## PROBLEM REQUIREMENTS
Output every record below exactly as it appears.
┏━━
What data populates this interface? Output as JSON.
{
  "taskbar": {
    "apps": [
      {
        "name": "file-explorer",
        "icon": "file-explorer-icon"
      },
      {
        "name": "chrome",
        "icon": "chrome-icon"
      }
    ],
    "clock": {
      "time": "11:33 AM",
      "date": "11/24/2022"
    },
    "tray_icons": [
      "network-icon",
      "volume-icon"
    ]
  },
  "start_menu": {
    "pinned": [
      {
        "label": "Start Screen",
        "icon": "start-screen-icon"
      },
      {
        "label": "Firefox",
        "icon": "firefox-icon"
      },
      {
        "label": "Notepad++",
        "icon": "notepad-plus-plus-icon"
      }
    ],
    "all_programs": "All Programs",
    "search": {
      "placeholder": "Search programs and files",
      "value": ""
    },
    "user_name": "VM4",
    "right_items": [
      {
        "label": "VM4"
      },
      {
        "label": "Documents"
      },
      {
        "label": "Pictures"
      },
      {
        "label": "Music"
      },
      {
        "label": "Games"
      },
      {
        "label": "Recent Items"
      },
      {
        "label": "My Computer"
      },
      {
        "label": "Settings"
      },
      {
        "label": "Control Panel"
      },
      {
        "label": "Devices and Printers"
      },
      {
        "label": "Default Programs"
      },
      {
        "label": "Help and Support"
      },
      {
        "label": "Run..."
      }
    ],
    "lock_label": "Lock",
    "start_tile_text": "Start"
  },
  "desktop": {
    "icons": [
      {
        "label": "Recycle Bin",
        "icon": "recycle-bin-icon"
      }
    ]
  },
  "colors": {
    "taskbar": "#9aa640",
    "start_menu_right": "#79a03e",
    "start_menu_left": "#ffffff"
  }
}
┗━━
## THE RESPONSE
What data populates this interface? Output as JSON.
{
  "taskbar": {
    "apps": [
      {
        "name": "file-explorer",
        "icon": "file-explorer-icon"
      },
      {
        "name": "chrome",
        "icon": "chrome-icon"
      }
    ],
    "clock": {
      "time": "11:33 AM",
      "date": "11/24/2022"
    },
    "tray_icons": [
      "network-icon",
      "volume-icon"
    ]
  },
  "start_menu": {
    "pinned": [
      {
        "label": "Start Screen",
        "icon": "start-screen-icon"
      },
      {
        "label": "Firefox",
        "icon": "firefox-icon"
      },
      {
        "label": "Notepad++",
        "icon": "notepad-plus-plus-icon"
      }
    ],
    "all_programs": "All Programs",
    "search": {
      "placeholder": "Search programs and files",
      "value": ""
    },
    "user_name": "VM4",
    "right_items": [
      {
        "label": "VM4"
      },
      {
        "label": "Documents"
      },
      {
        "label": "Pictures"
      },
      {
        "label": "Music"
      },
      {
        "label": "Games"
      },
      {
        "label": "Recent Items"
      },
      {
        "label": "My Computer"
      },
      {
        "label": "Settings"
      },
      {
        "label": "Control Panel"
      },
      {
        "label": "Devices and Printers"
      },
      {
        "label": "Default Programs"
      },
      {
        "label": "Help and Support"
      },
      {
        "label": "Run..."
      }
    ],
    "lock_label": "Lock",
    "start_tile_text": "Start"
  },
  "desktop": {
    "icons": [
      {
        "label": "Recycle Bin",
        "icon": "recycle-bin-icon"
      }
    ]
  },
  "colors": {
    "taskbar": "#9aa640",
    "start_menu_right": "#79a03e",
    "start_menu_left": "#ffffff"
  }
}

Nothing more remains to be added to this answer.